• The exercise: Which lines below hold the word "Pictures"? Copy all of them.

[Begin]

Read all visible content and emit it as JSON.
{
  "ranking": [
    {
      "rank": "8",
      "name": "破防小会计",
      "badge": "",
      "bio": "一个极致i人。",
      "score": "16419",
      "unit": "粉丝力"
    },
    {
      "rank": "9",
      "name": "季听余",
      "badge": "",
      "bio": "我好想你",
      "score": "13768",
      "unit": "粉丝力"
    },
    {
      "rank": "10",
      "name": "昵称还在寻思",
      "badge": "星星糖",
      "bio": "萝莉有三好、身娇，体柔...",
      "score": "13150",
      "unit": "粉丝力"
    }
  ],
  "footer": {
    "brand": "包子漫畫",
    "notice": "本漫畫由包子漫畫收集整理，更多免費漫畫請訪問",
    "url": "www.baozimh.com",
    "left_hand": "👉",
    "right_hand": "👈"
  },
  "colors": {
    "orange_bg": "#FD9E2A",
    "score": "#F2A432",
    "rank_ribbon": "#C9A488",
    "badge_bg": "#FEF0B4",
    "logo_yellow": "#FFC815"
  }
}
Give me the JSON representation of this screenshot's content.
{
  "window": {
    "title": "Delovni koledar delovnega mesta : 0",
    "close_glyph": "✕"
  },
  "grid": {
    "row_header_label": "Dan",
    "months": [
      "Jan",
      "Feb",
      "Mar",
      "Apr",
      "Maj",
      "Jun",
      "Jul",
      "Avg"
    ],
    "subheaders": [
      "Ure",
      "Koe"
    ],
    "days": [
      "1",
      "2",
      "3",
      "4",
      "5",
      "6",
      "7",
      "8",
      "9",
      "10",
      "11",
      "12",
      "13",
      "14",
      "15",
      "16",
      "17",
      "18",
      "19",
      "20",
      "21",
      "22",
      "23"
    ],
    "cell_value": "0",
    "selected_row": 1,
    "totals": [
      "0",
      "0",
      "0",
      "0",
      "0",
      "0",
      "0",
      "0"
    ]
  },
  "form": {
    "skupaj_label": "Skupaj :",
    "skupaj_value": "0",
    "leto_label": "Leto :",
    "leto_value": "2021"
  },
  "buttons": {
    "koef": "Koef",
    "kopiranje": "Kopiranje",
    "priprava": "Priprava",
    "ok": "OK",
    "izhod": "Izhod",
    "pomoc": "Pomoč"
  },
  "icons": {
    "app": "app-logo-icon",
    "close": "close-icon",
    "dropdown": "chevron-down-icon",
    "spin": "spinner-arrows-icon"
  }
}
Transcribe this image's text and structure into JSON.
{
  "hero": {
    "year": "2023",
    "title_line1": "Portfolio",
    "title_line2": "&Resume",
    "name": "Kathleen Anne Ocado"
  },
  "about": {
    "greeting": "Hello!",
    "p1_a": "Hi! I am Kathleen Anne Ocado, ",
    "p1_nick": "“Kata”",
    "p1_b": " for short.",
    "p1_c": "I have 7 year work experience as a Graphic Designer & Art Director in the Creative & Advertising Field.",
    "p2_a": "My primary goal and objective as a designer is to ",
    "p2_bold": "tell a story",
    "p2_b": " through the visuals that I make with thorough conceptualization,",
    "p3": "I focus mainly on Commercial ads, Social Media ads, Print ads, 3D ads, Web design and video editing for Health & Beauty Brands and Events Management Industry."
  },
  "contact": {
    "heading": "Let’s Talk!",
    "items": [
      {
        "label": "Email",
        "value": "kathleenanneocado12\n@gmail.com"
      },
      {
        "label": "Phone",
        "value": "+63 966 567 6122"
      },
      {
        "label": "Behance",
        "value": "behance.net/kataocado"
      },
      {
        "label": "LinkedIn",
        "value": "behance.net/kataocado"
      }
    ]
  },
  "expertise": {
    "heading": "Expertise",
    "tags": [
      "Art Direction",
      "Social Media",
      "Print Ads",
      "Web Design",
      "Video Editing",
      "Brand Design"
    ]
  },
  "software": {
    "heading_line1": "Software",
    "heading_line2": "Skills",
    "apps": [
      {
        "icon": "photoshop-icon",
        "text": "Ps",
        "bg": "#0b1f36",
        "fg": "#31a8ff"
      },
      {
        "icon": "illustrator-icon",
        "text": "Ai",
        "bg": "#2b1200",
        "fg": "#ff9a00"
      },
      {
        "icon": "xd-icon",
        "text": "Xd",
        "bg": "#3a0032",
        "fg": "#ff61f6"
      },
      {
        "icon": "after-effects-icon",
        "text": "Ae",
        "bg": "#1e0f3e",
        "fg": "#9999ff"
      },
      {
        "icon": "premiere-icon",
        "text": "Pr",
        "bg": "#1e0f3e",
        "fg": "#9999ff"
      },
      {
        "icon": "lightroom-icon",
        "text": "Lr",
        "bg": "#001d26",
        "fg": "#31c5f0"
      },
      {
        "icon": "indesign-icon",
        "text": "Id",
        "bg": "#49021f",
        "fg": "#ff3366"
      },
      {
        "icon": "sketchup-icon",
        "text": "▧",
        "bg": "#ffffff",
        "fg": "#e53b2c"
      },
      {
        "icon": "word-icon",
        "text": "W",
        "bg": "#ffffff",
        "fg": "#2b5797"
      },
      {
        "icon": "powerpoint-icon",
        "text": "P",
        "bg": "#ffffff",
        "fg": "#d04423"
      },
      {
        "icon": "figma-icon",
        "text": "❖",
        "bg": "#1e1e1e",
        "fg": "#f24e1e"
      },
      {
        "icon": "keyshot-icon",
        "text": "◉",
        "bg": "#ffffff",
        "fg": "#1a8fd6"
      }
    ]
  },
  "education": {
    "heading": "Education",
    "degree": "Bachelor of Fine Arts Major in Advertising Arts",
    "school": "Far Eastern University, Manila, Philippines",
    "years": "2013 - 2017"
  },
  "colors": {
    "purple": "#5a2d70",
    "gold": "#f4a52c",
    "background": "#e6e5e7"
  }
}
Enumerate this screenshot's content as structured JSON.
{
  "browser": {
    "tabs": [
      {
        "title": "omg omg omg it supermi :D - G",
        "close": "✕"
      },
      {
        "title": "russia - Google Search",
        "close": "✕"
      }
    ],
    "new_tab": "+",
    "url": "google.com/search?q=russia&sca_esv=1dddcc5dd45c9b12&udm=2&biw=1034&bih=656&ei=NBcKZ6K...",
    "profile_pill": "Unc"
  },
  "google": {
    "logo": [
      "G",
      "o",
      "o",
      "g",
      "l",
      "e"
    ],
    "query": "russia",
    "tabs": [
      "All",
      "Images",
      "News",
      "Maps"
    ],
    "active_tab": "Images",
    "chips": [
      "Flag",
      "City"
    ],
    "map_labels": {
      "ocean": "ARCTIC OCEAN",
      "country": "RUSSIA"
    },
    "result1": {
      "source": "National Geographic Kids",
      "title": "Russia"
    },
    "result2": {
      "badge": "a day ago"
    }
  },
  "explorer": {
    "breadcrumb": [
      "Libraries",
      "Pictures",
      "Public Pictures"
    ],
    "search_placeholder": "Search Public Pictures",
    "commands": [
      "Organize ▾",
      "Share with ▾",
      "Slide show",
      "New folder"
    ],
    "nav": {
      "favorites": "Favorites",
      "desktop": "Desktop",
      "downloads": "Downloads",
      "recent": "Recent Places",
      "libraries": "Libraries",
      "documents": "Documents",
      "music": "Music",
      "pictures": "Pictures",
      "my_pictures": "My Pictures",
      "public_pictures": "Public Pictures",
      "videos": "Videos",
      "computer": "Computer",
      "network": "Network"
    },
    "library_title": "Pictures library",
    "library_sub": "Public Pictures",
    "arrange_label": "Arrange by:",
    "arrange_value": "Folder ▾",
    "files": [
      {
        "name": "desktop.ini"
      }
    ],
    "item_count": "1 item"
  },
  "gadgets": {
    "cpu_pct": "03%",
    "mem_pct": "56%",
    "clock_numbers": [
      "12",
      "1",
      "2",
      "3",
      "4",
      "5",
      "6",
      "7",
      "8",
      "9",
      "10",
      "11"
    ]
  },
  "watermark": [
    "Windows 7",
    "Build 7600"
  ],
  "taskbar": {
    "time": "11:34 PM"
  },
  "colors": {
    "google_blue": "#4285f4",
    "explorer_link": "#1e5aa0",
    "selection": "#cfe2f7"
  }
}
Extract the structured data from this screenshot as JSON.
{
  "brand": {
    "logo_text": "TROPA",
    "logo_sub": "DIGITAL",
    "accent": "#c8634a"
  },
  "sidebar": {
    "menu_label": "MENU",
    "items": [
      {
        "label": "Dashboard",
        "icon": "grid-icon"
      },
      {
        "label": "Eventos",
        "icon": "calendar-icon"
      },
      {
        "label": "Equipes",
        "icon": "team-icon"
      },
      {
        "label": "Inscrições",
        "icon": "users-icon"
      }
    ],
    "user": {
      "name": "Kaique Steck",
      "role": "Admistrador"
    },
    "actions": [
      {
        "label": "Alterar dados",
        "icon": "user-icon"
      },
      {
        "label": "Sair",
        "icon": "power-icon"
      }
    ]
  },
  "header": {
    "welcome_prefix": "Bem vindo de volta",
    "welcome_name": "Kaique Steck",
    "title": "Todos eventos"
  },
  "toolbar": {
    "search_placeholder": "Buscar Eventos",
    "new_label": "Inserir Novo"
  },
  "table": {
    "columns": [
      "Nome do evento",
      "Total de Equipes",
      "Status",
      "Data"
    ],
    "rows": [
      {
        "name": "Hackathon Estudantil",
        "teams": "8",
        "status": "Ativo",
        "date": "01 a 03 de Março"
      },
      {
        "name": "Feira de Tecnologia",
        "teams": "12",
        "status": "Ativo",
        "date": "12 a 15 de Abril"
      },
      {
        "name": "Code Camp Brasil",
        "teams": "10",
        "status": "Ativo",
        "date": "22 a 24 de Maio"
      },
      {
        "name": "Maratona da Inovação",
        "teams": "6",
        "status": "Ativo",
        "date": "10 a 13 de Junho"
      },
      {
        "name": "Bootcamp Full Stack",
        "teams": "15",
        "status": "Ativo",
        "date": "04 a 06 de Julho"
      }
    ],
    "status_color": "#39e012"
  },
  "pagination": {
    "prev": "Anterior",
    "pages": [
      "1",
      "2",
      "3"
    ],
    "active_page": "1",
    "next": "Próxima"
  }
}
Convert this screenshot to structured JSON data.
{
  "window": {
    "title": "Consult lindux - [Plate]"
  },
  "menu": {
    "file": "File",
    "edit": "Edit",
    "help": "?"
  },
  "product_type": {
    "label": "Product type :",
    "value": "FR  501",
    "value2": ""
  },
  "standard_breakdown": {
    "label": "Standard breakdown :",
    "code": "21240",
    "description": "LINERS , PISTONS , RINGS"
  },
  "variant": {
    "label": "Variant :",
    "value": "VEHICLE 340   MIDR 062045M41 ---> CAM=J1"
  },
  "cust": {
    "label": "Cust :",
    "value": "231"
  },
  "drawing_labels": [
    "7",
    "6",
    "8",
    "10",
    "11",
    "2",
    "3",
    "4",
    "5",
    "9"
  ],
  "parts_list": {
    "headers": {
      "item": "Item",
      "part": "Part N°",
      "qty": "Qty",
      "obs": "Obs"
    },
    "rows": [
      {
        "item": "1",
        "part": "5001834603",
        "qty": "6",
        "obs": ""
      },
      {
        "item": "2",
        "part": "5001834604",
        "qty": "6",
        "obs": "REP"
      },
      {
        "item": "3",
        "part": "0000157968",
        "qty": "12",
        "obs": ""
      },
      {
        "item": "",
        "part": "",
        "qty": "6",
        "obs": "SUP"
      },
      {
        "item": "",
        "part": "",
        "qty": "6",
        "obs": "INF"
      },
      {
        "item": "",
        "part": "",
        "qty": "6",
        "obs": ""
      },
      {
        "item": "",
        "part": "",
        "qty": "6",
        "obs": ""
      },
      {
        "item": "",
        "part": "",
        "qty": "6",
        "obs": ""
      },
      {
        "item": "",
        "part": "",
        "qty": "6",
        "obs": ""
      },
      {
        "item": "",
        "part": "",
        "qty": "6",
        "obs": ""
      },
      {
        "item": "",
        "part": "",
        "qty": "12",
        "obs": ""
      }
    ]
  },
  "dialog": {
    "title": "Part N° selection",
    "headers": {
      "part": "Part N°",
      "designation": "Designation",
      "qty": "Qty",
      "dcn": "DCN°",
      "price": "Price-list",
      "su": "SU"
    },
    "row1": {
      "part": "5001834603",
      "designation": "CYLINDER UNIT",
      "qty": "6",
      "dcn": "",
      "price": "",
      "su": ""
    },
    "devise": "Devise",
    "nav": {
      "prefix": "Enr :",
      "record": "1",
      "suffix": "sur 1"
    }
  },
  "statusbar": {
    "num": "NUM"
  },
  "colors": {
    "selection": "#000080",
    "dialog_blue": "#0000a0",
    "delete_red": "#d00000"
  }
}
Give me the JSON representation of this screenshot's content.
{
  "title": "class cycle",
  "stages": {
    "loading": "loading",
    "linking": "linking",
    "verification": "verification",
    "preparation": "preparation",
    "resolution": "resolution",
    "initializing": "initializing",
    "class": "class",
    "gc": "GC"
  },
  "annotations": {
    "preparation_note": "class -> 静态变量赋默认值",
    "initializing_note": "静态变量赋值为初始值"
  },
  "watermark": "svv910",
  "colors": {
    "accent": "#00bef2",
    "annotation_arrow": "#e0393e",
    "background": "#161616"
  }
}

[End]

• Written solution:
      "Pictures",
      "Public Pictures"
    "search_placeholder": "Search Public Pictures",
      "pictures": "Pictures",
      "my_pictures": "My Pictures",
      "public_pictures": "Public Pictures",
    "library_title": "Pictures library",
    "library_sub": "Public Pictures",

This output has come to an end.